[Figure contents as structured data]
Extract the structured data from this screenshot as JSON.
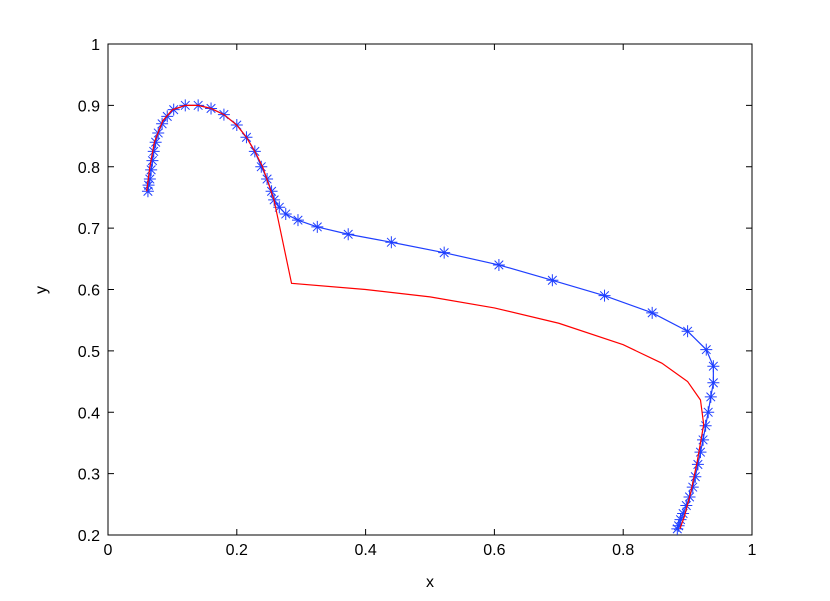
{
  "chart_data": {
    "type": "line",
    "x_label": "x",
    "y_label": "y",
    "xlim": [
      0,
      1
    ],
    "ylim": [
      0.2,
      1
    ],
    "xticks": [
      0,
      0.2,
      0.4,
      0.6,
      0.8,
      1
    ],
    "yticks": [
      0.2,
      0.3,
      0.4,
      0.5,
      0.6,
      0.7,
      0.8,
      0.9,
      1
    ],
    "grid": false,
    "series": [
      {
        "color": "#1f3fff",
        "marker": "asterisk",
        "x": [
          0.062,
          0.063,
          0.065,
          0.067,
          0.069,
          0.071,
          0.074,
          0.078,
          0.084,
          0.092,
          0.102,
          0.12,
          0.14,
          0.16,
          0.18,
          0.2,
          0.215,
          0.228,
          0.238,
          0.247,
          0.254,
          0.258,
          0.266,
          0.276,
          0.295,
          0.325,
          0.373,
          0.44,
          0.522,
          0.607,
          0.69,
          0.771,
          0.845,
          0.9,
          0.929,
          0.94,
          0.94,
          0.936,
          0.932,
          0.928,
          0.924,
          0.92,
          0.916,
          0.912,
          0.908,
          0.903,
          0.898,
          0.893,
          0.889,
          0.886,
          0.884
        ],
        "values": [
          0.76,
          0.77,
          0.78,
          0.795,
          0.81,
          0.825,
          0.84,
          0.855,
          0.87,
          0.882,
          0.893,
          0.9,
          0.9,
          0.895,
          0.885,
          0.868,
          0.848,
          0.825,
          0.8,
          0.78,
          0.76,
          0.746,
          0.734,
          0.723,
          0.713,
          0.702,
          0.69,
          0.677,
          0.66,
          0.64,
          0.615,
          0.59,
          0.562,
          0.532,
          0.502,
          0.475,
          0.448,
          0.425,
          0.4,
          0.378,
          0.355,
          0.335,
          0.315,
          0.295,
          0.278,
          0.262,
          0.248,
          0.235,
          0.225,
          0.215,
          0.21
        ]
      },
      {
        "color": "#ff0000",
        "marker": "none",
        "x": [
          0.06,
          0.065,
          0.072,
          0.085,
          0.1,
          0.12,
          0.14,
          0.16,
          0.18,
          0.2,
          0.215,
          0.228,
          0.24,
          0.25,
          0.258,
          0.285,
          0.4,
          0.5,
          0.6,
          0.7,
          0.8,
          0.86,
          0.9,
          0.92,
          0.925,
          0.915,
          0.905,
          0.895,
          0.888
        ],
        "values": [
          0.76,
          0.8,
          0.84,
          0.875,
          0.893,
          0.9,
          0.9,
          0.895,
          0.885,
          0.868,
          0.848,
          0.825,
          0.8,
          0.77,
          0.745,
          0.61,
          0.6,
          0.588,
          0.57,
          0.545,
          0.51,
          0.48,
          0.45,
          0.42,
          0.38,
          0.32,
          0.27,
          0.23,
          0.21
        ]
      }
    ]
  }
}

TO DO -> Copy out all the data exactly; skip the pictures.

EXERCISE RESULT ->
Extract the structured data from this screenshot as JSON.
{
  "chart_data": {
    "type": "line",
    "x_label": "x",
    "y_label": "y",
    "xlim": [
      0,
      1
    ],
    "ylim": [
      0.2,
      1
    ],
    "xticks": [
      0,
      0.2,
      0.4,
      0.6,
      0.8,
      1
    ],
    "yticks": [
      0.2,
      0.3,
      0.4,
      0.5,
      0.6,
      0.7,
      0.8,
      0.9,
      1
    ],
    "grid": false,
    "series": [
      {
        "color": "#1f3fff",
        "marker": "asterisk",
        "x": [
          0.062,
          0.063,
          0.065,
          0.067,
          0.069,
          0.071,
          0.074,
          0.078,
          0.084,
          0.092,
          0.102,
          0.12,
          0.14,
          0.16,
          0.18,
          0.2,
          0.215,
          0.228,
          0.238,
          0.247,
          0.254,
          0.258,
          0.266,
          0.276,
          0.295,
          0.325,
          0.373,
          0.44,
          0.522,
          0.607,
          0.69,
          0.771,
          0.845,
          0.9,
          0.929,
          0.94,
          0.94,
          0.936,
          0.932,
          0.928,
          0.924,
          0.92,
          0.916,
          0.912,
          0.908,
          0.903,
          0.898,
          0.893,
          0.889,
          0.886,
          0.884
        ],
        "values": [
          0.76,
          0.77,
          0.78,
          0.795,
          0.81,
          0.825,
          0.84,
          0.855,
          0.87,
          0.882,
          0.893,
          0.9,
          0.9,
          0.895,
          0.885,
          0.868,
          0.848,
          0.825,
          0.8,
          0.78,
          0.76,
          0.746,
          0.734,
          0.723,
          0.713,
          0.702,
          0.69,
          0.677,
          0.66,
          0.64,
          0.615,
          0.59,
          0.562,
          0.532,
          0.502,
          0.475,
          0.448,
          0.425,
          0.4,
          0.378,
          0.355,
          0.335,
          0.315,
          0.295,
          0.278,
          0.262,
          0.248,
          0.235,
          0.225,
          0.215,
          0.21
        ]
      },
      {
        "color": "#ff0000",
        "marker": "none",
        "x": [
          0.06,
          0.065,
          0.072,
          0.085,
          0.1,
          0.12,
          0.14,
          0.16,
          0.18,
          0.2,
          0.215,
          0.228,
          0.24,
          0.25,
          0.258,
          0.285,
          0.4,
          0.5,
          0.6,
          0.7,
          0.8,
          0.86,
          0.9,
          0.92,
          0.925,
          0.915,
          0.905,
          0.895,
          0.888
        ],
        "values": [
          0.76,
          0.8,
          0.84,
          0.875,
          0.893,
          0.9,
          0.9,
          0.895,
          0.885,
          0.868,
          0.848,
          0.825,
          0.8,
          0.77,
          0.745,
          0.61,
          0.6,
          0.588,
          0.57,
          0.545,
          0.51,
          0.48,
          0.45,
          0.42,
          0.38,
          0.32,
          0.27,
          0.23,
          0.21
        ]
      }
    ]
  }
}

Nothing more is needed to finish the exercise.